== Provided data

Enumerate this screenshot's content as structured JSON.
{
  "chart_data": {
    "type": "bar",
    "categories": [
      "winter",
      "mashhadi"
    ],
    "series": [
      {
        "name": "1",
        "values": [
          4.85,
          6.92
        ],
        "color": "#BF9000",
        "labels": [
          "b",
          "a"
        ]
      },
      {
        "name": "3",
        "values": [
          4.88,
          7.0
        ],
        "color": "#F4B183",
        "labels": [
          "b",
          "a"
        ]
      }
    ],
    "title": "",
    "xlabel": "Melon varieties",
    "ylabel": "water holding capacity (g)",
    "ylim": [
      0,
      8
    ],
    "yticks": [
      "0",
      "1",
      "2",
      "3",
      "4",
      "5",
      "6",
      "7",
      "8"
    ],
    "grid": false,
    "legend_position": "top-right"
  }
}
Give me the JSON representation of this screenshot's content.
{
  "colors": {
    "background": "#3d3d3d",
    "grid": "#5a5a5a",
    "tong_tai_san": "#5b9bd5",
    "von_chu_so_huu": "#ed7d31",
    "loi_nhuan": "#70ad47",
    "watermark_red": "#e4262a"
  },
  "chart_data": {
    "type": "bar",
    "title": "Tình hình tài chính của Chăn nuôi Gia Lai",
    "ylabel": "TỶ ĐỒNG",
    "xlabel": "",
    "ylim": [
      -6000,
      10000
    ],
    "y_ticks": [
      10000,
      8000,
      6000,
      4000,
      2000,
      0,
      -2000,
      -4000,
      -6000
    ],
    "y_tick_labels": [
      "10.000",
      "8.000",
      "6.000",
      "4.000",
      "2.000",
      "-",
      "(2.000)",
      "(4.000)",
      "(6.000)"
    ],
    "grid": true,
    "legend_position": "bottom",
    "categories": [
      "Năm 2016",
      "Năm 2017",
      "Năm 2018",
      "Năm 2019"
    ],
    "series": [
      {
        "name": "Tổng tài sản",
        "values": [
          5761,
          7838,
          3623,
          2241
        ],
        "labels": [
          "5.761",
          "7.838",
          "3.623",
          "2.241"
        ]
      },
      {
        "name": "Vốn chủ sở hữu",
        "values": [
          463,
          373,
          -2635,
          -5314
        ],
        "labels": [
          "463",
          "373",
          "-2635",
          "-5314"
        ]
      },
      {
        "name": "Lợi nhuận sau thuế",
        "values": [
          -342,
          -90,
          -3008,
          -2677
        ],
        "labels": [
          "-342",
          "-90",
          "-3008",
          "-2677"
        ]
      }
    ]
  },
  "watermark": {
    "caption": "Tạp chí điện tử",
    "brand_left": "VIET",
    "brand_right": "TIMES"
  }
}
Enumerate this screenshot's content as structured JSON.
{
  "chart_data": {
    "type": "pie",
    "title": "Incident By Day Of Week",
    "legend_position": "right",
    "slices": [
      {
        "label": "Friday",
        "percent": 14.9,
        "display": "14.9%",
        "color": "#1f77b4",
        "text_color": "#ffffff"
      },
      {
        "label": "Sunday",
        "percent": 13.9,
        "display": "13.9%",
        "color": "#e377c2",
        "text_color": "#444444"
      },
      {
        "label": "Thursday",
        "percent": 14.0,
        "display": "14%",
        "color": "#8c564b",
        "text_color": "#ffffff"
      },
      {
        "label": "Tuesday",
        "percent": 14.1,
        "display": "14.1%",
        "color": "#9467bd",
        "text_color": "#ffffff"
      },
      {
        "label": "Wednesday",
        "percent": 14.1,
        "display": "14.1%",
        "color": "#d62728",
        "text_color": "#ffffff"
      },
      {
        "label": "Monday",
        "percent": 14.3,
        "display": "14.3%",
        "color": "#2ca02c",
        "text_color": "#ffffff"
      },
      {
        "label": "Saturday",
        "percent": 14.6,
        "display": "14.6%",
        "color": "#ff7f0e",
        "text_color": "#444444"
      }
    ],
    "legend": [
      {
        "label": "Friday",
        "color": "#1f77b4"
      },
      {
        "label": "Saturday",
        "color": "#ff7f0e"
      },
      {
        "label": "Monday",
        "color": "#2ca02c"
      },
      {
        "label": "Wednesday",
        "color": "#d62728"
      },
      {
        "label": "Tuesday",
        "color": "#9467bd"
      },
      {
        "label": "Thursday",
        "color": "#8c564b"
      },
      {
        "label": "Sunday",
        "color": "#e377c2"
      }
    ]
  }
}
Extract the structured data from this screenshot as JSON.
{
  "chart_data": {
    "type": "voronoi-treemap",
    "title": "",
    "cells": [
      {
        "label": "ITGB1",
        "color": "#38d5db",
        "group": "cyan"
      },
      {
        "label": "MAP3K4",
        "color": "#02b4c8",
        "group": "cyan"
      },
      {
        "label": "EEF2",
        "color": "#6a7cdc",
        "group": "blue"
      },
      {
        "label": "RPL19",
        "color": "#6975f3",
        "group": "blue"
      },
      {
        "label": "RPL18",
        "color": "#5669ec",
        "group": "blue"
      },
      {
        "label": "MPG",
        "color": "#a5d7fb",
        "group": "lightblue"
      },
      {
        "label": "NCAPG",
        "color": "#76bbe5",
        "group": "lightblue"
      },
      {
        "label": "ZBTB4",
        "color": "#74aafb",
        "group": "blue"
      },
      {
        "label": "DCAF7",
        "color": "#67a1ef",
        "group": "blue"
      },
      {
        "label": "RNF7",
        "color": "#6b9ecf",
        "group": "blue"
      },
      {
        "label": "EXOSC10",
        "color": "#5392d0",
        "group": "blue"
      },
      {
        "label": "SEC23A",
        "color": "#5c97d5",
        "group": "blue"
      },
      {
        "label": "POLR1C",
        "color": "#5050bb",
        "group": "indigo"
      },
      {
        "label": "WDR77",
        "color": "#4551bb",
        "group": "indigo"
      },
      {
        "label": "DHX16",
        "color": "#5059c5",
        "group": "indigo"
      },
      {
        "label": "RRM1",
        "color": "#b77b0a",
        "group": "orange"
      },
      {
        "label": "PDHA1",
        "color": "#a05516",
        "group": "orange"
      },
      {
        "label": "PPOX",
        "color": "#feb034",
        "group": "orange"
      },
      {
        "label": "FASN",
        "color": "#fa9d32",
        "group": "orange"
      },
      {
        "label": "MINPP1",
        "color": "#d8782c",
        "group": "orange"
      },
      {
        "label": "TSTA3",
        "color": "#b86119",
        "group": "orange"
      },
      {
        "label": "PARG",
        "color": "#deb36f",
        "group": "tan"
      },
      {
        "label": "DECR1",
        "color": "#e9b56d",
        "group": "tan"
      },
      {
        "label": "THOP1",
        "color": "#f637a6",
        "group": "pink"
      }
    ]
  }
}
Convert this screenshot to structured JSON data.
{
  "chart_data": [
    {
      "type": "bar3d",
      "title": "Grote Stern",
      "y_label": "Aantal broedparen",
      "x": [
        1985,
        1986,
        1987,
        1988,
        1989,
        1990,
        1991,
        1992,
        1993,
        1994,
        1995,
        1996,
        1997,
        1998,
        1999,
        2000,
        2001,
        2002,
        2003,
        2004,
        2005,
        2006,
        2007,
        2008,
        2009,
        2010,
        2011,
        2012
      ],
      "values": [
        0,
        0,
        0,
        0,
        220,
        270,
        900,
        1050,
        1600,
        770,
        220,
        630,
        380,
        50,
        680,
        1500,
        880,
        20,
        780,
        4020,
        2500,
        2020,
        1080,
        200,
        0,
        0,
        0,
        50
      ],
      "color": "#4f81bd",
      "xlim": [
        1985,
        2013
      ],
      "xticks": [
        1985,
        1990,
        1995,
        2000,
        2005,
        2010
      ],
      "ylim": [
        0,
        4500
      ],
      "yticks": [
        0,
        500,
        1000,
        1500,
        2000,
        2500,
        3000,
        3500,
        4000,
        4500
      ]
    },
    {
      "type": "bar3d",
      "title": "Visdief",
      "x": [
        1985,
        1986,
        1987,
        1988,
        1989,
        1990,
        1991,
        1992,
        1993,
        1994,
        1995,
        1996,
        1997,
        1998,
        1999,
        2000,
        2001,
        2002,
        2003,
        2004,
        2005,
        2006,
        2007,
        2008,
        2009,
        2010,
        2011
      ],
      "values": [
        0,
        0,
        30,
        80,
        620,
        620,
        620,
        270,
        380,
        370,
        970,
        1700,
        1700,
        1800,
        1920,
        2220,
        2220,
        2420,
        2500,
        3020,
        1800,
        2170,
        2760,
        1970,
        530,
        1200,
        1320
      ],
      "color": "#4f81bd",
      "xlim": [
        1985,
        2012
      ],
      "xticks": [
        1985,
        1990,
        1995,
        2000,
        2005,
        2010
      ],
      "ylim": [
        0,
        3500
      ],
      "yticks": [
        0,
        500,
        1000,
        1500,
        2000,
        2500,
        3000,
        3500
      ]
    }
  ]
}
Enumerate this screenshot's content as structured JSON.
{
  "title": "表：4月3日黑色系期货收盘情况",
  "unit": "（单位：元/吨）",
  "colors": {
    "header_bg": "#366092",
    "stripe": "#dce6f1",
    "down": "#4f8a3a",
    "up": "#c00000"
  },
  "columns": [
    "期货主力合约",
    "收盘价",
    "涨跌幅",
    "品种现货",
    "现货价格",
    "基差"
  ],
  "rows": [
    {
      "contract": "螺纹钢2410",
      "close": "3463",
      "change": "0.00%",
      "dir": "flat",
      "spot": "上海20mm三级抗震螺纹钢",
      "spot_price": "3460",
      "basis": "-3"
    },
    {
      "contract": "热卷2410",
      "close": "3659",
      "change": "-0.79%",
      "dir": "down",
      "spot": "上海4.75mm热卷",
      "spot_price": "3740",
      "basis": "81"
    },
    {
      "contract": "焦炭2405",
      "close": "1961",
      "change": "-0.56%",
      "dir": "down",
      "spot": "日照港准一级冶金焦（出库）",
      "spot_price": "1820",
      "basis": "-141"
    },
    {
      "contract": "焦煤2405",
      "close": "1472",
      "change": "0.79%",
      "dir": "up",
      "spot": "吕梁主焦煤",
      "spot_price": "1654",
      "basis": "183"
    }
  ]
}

====

● **Aim of the exercise**
Only the number is wanted: how many lines of the data contain the word "change"?

● **Full response**
4